== JOB ==
Omit the images. Copy each entry word for word.

== RECORDS TO USE ==
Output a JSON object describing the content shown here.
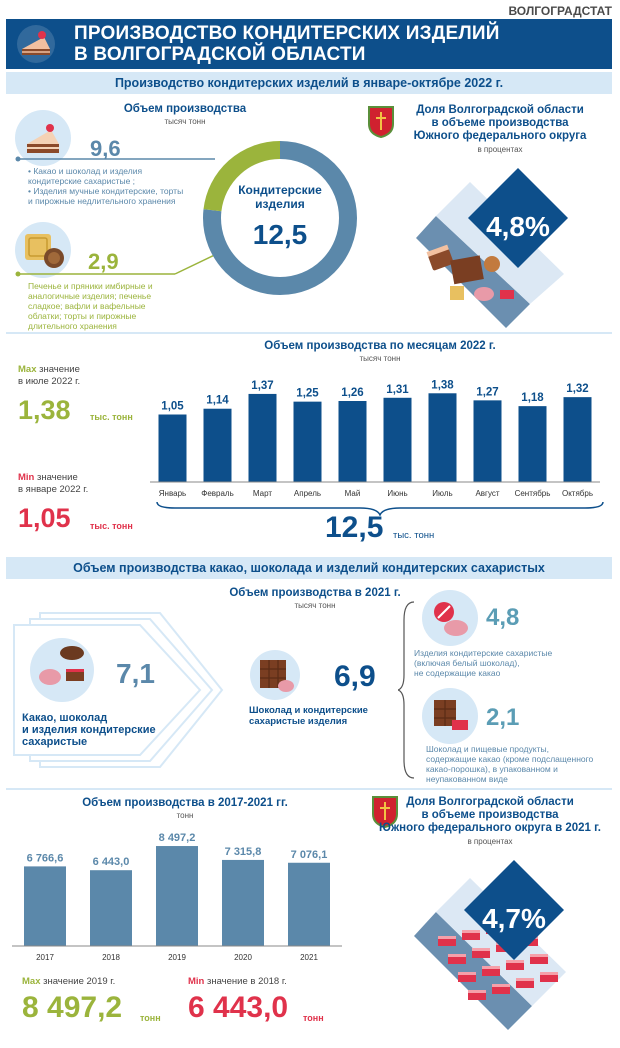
{
  "brand": "ВОЛГОГРАДСТАТ",
  "header": {
    "title_line1": "ПРОИЗВОДСТВО КОНДИТЕРСКИХ ИЗДЕЛИЙ",
    "title_line2": "В ВОЛГОГРАДСКОЙ ОБЛАСТИ"
  },
  "section1": {
    "band": "Производство кондитерских изделий в январе-октябре 2022 г.",
    "volume_title": "Объем производства",
    "volume_unit": "тысяч тонн",
    "item1_value": "9,6",
    "item1_desc1": "• Какао и шоколад и изделия",
    "item1_desc2": "кондитерские сахаристые ;",
    "item1_desc3": "• Изделия мучные кондитерские, торты",
    "item1_desc4": "и пирожные недлительного хранения",
    "item2_value": "2,9",
    "item2_desc1": "Печенье и пряники  имбирные и",
    "item2_desc2": "аналогичные изделия; печенье",
    "item2_desc3": "сладкое;  вафли и вафельные",
    "item2_desc4": "облатки; торты и пирожные",
    "item2_desc5": "длительного хранения",
    "donut_label1": "Кондитерские",
    "donut_label2": "изделия",
    "donut_total": "12,5",
    "share_title1": "Доля Волгоградской области",
    "share_title2": "в объеме производства",
    "share_title3": "Южного  федерального округа",
    "share_unit": "в процентах",
    "share_value": "4,8%"
  },
  "monthly": {
    "title": "Объем производства по месяцам 2022 г.",
    "unit": "тысяч тонн",
    "max_word": "Max",
    "max_text1": " значение",
    "max_text2": "в июле 2022 г.",
    "max_value": "1,38",
    "max_unit": "тыс. тонн",
    "min_word": "Min",
    "min_text1": " значение",
    "min_text2": "в январе 2022 г.",
    "min_value": "1,05",
    "min_unit": "тыс. тонн",
    "total_value": "12,5",
    "total_unit": "тыс. тонн"
  },
  "section2": {
    "band": "Объем производства  какао, шоколада и изделий кондитерских сахаристых",
    "title": "Объем производства в 2021 г.",
    "unit": "тысяч тонн",
    "cocoa_value": "7,1",
    "cocoa_label1": "Какао, шоколад",
    "cocoa_label2": "и изделия кондитерские",
    "cocoa_label3": "сахаристые",
    "choco_value": "6,9",
    "choco_label1": "Шоколад и кондитерские",
    "choco_label2": "сахаристые изделия",
    "sugar_value": "4,8",
    "sugar_desc1": "Изделия кондитерские сахаристые",
    "sugar_desc2": "(включая белый шоколад),",
    "sugar_desc3": "не содержащие какао",
    "cocoa_prod_value": "2,1",
    "cocoa_prod_desc1": "Шоколад и пищевые продукты,",
    "cocoa_prod_desc2": "содержащие какао (кроме подслащенного",
    "cocoa_prod_desc3": "какао-порошка), в упакованном и",
    "cocoa_prod_desc4": "неупакованном виде"
  },
  "yearly": {
    "title": "Объем производства в 2017-2021 гг.",
    "unit": "тонн",
    "max_word": "Max",
    "max_text": " значение 2019 г.",
    "max_value": "8 497,2",
    "max_unit": "тонн",
    "min_word": "Min",
    "min_text": " значение в 2018 г.",
    "min_value": "6 443,0",
    "min_unit": "тонн",
    "share_title1": "Доля Волгоградской области",
    "share_title2": "в объеме производства",
    "share_title3": "Южного  федерального округа в 2021 г.",
    "share_unit": "в процентах",
    "share_value": "4,7%"
  },
  "colors": {
    "navy": "#0d4f8b",
    "steel": "#5b88aa",
    "olive": "#9bb43c",
    "red": "#e0324b",
    "light": "#d6e8f6"
  },
  "chart_data": [
    {
      "type": "pie",
      "title": "Кондитерские изделия",
      "categories": [
        "9,6",
        "2,9"
      ],
      "values": [
        9.6,
        2.9
      ],
      "colors": [
        "#5b88aa",
        "#9bb43c"
      ]
    },
    {
      "type": "bar",
      "title": "Объем производства по месяцам 2022 г.",
      "ylabel": "тысяч тонн",
      "categories": [
        "Январь",
        "Февраль",
        "Март",
        "Апрель",
        "Май",
        "Июнь",
        "Июль",
        "Август",
        "Сентябрь",
        "Октябрь"
      ],
      "values": [
        1.05,
        1.14,
        1.37,
        1.25,
        1.26,
        1.31,
        1.38,
        1.27,
        1.18,
        1.32
      ],
      "labels": [
        "1,05",
        "1,14",
        "1,37",
        "1,25",
        "1,26",
        "1,31",
        "1,38",
        "1,27",
        "1,18",
        "1,32"
      ],
      "ylim": [
        0,
        1.4
      ],
      "color": "#0d4f8b"
    },
    {
      "type": "bar",
      "title": "Объем производства в 2017-2021 гг.",
      "ylabel": "тонн",
      "categories": [
        "2017",
        "2018",
        "2019",
        "2020",
        "2021"
      ],
      "values": [
        6766.6,
        6443.0,
        8497.2,
        7315.8,
        7076.1
      ],
      "labels": [
        "6 766,6",
        "6 443,0",
        "8 497,2",
        "7 315,8",
        "7 076,1"
      ],
      "ylim": [
        0,
        8500
      ],
      "color": "#5b88aa"
    }
  ]
}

== THE RESPONSE ==
Output a JSON object describing the content shown here.
{
  "brand": "ВОЛГОГРАДСТАТ",
  "header": {
    "title_line1": "ПРОИЗВОДСТВО КОНДИТЕРСКИХ ИЗДЕЛИЙ",
    "title_line2": "В ВОЛГОГРАДСКОЙ ОБЛАСТИ"
  },
  "section1": {
    "band": "Производство кондитерских изделий в январе-октябре 2022 г.",
    "volume_title": "Объем производства",
    "volume_unit": "тысяч тонн",
    "item1_value": "9,6",
    "item1_desc1": "• Какао и шоколад и изделия",
    "item1_desc2": "кондитерские сахаристые ;",
    "item1_desc3": "• Изделия мучные кондитерские, торты",
    "item1_desc4": "и пирожные недлительного хранения",
    "item2_value": "2,9",
    "item2_desc1": "Печенье и пряники  имбирные и",
    "item2_desc2": "аналогичные изделия; печенье",
    "item2_desc3": "сладкое;  вафли и вафельные",
    "item2_desc4": "облатки; торты и пирожные",
    "item2_desc5": "длительного хранения",
    "donut_label1": "Кондитерские",
    "donut_label2": "изделия",
    "donut_total": "12,5",
    "share_title1": "Доля Волгоградской области",
    "share_title2": "в объеме производства",
    "share_title3": "Южного  федерального округа",
    "share_unit": "в процентах",
    "share_value": "4,8%"
  },
  "monthly": {
    "title": "Объем производства по месяцам 2022 г.",
    "unit": "тысяч тонн",
    "max_word": "Max",
    "max_text1": " значение",
    "max_text2": "в июле 2022 г.",
    "max_value": "1,38",
    "max_unit": "тыс. тонн",
    "min_word": "Min",
    "min_text1": " значение",
    "min_text2": "в январе 2022 г.",
    "min_value": "1,05",
    "min_unit": "тыс. тонн",
    "total_value": "12,5",
    "total_unit": "тыс. тонн"
  },
  "section2": {
    "band": "Объем производства  какао, шоколада и изделий кондитерских сахаристых",
    "title": "Объем производства в 2021 г.",
    "unit": "тысяч тонн",
    "cocoa_value": "7,1",
    "cocoa_label1": "Какао, шоколад",
    "cocoa_label2": "и изделия кондитерские",
    "cocoa_label3": "сахаристые",
    "choco_value": "6,9",
    "choco_label1": "Шоколад и кондитерские",
    "choco_label2": "сахаристые изделия",
    "sugar_value": "4,8",
    "sugar_desc1": "Изделия кондитерские сахаристые",
    "sugar_desc2": "(включая белый шоколад),",
    "sugar_desc3": "не содержащие какао",
    "cocoa_prod_value": "2,1",
    "cocoa_prod_desc1": "Шоколад и пищевые продукты,",
    "cocoa_prod_desc2": "содержащие какао (кроме подслащенного",
    "cocoa_prod_desc3": "какао-порошка), в упакованном и",
    "cocoa_prod_desc4": "неупакованном виде"
  },
  "yearly": {
    "title": "Объем производства в 2017-2021 гг.",
    "unit": "тонн",
    "max_word": "Max",
    "max_text": " значение 2019 г.",
    "max_value": "8 497,2",
    "max_unit": "тонн",
    "min_word": "Min",
    "min_text": " значение в 2018 г.",
    "min_value": "6 443,0",
    "min_unit": "тонн",
    "share_title1": "Доля Волгоградской области",
    "share_title2": "в объеме производства",
    "share_title3": "Южного  федерального округа в 2021 г.",
    "share_unit": "в процентах",
    "share_value": "4,7%"
  },
  "colors": {
    "navy": "#0d4f8b",
    "steel": "#5b88aa",
    "olive": "#9bb43c",
    "red": "#e0324b",
    "light": "#d6e8f6"
  },
  "chart_data": [
    {
      "type": "pie",
      "title": "Кондитерские изделия",
      "categories": [
        "9,6",
        "2,9"
      ],
      "values": [
        9.6,
        2.9
      ],
      "colors": [
        "#5b88aa",
        "#9bb43c"
      ]
    },
    {
      "type": "bar",
      "title": "Объем производства по месяцам 2022 г.",
      "ylabel": "тысяч тонн",
      "categories": [
        "Январь",
        "Февраль",
        "Март",
        "Апрель",
        "Май",
        "Июнь",
        "Июль",
        "Август",
        "Сентябрь",
        "Октябрь"
      ],
      "values": [
        1.05,
        1.14,
        1.37,
        1.25,
        1.26,
        1.31,
        1.38,
        1.27,
        1.18,
        1.32
      ],
      "labels": [
        "1,05",
        "1,14",
        "1,37",
        "1,25",
        "1,26",
        "1,31",
        "1,38",
        "1,27",
        "1,18",
        "1,32"
      ],
      "ylim": [
        0,
        1.4
      ],
      "color": "#0d4f8b"
    },
    {
      "type": "bar",
      "title": "Объем производства в 2017-2021 гг.",
      "ylabel": "тонн",
      "categories": [
        "2017",
        "2018",
        "2019",
        "2020",
        "2021"
      ],
      "values": [
        6766.6,
        6443.0,
        8497.2,
        7315.8,
        7076.1
      ],
      "labels": [
        "6 766,6",
        "6 443,0",
        "8 497,2",
        "7 315,8",
        "7 076,1"
      ],
      "ylim": [
        0,
        8500
      ],
      "color": "#5b88aa"
    }
  ]
}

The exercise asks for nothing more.